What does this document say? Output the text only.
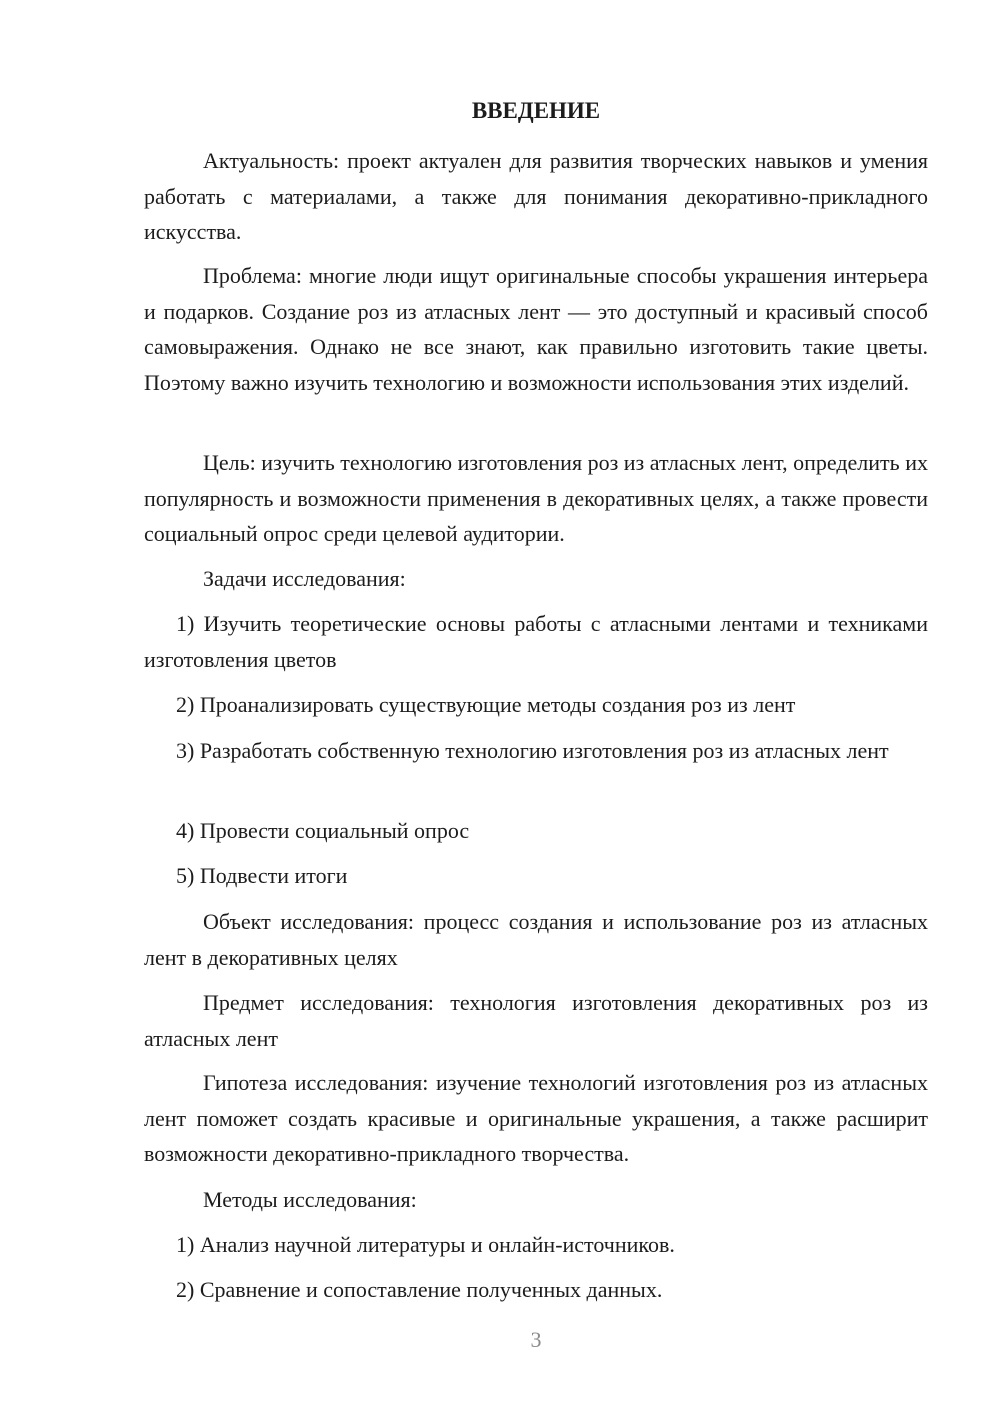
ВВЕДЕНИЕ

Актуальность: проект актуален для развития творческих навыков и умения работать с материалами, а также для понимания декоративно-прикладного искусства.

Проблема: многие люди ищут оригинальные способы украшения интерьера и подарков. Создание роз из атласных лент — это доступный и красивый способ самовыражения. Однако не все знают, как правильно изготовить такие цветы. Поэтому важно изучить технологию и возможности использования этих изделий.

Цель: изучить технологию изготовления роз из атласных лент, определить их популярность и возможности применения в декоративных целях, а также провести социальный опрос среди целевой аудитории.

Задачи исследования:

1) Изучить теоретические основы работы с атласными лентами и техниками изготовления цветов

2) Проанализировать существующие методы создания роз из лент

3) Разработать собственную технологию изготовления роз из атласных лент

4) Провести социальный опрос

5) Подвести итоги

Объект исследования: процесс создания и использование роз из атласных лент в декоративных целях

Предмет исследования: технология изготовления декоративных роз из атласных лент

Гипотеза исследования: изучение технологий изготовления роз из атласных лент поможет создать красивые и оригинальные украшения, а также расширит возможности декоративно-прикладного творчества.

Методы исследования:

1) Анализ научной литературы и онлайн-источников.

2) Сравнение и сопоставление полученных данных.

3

STATED TASK: Print the full listing exactly, dropping the pictures.

EXERCISE ANSWER:
What does this document say? Output the text only.
ВВЕДЕНИЕ

Актуальность: проект актуален для развития творческих навыков и умения работать с материалами, а также для понимания декоративно-прикладного искусства.

Проблема: многие люди ищут оригинальные способы украшения интерьера и подарков. Создание роз из атласных лент — это доступный и красивый способ самовыражения. Однако не все знают, как правильно изготовить такие цветы. Поэтому важно изучить технологию и возможности использования этих изделий.

Цель: изучить технологию изготовления роз из атласных лент, определить их популярность и возможности применения в декоративных целях, а также провести социальный опрос среди целевой аудитории.

Задачи исследования:

1) Изучить теоретические основы работы с атласными лентами и техниками изготовления цветов

2) Проанализировать существующие методы создания роз из лент

3) Разработать собственную технологию изготовления роз из атласных лент

4) Провести социальный опрос

5) Подвести итоги

Объект исследования: процесс создания и использование роз из атласных лент в декоративных целях

Предмет исследования: технология изготовления декоративных роз из атласных лент

Гипотеза исследования: изучение технологий изготовления роз из атласных лент поможет создать красивые и оригинальные украшения, а также расширит возможности декоративно-прикладного творчества.

Методы исследования:

1) Анализ научной литературы и онлайн-источников.

2) Сравнение и сопоставление полученных данных.

3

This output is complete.